+++ SOURCE TEXT +++
Lake was ultimately chosen as a keeper due to its mystical ambience, its fantasy-like qualities. From that point on I kept lake as my text sound—other than when sounds were not appropriate, of course—and since I was mostly just texting one person around this time and for weeks to come—many, many texts—lake unknowingly formed a connection to the person I was texting, such as when a smell reminds of you something, or a song triggers a memory, and so on and so on. But I silenced lake awhile ago.
            So, my dream. It’s a quick one. In my dream I jump awake in bed, as I hear lake. I reach for my phone on my painting table beside my bed, see that someone has texted me at 4:30am, but the message vanishes before I can read it, before I can even read who sent it. I was so angry in my dream, so frustrated, believing I knew who sent the text and yet I couldn’t be sure because it vanished as soon as I touched my phone.
And then, within the dream, I dreamt I was dreaming the same dream that I just
dreamt.
+++ COLLECTED DATA +++
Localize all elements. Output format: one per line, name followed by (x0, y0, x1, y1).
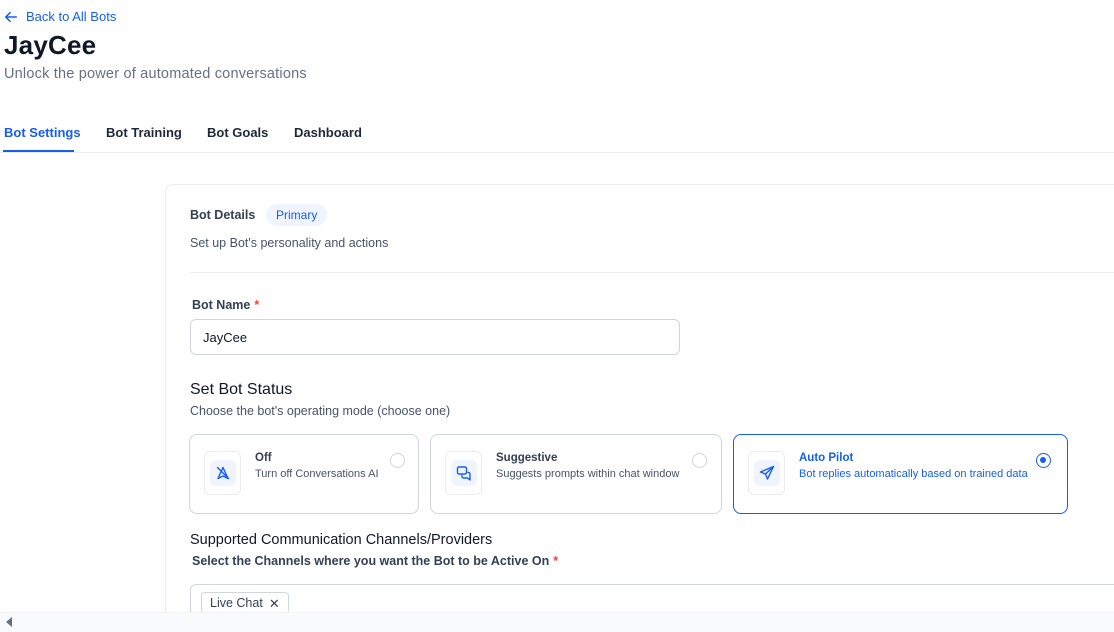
+++
STATED EXERCISE 1: In the dream passage about the text sound called lake, at what time had the message on the phone been sent?
STATED EXERCISE 2: Carry on the passage about the lake text sound and the dream from its final sentence.
You can answer without the listing.

WRITTEN RESPONSE 1: 4:30am

WRITTEN RESPONSE 2:
            Mind-fuck. I finally wake up for real, and instinctively grab my phone. It’s ironically near the same time I dreamt, only there’s no message, no text, nothing, and so I throw the phone across the room, bothered more deeply by this dream than I should be.
            It is, after all, only a sound that no longer sounds, a sound linked to a memory, or memories, even when so little time has passed, and yet, as I said, in ways I cannot explain when I feel I can explain most things about myself so well, time has slowed down to moments and hours and minutes rather than days and weeks and months. At least, at this rate, life will seem very long. This is a good thing.
--
            I’m skipping far ahead in this next dream, as it was incredibly long, and incredibly vivid and detailed. Typing everything I remember would likely reach 4-5 pages, single spaced, and much would be unimportant.
            I’m at a water park—I tend to dream of these quite often—watching people compete in a waterslide contest. Doing tricks down a waterslide, that is. Only, really, I’m distracted by a person I didn’t expect to be here. I’m on an elevated platform above the pool, with a clear view of the entire slide, and she’s also up here, on the stairs, watching what I’m watching, but also watching me. There’s an awkwardness to everything in the dream, to me, and my friend, and how we’re trying but failing to ignore each other, all for reasons I’m not sure of in the dream. Painfully aware of each other. Eye contact, eyes darting away.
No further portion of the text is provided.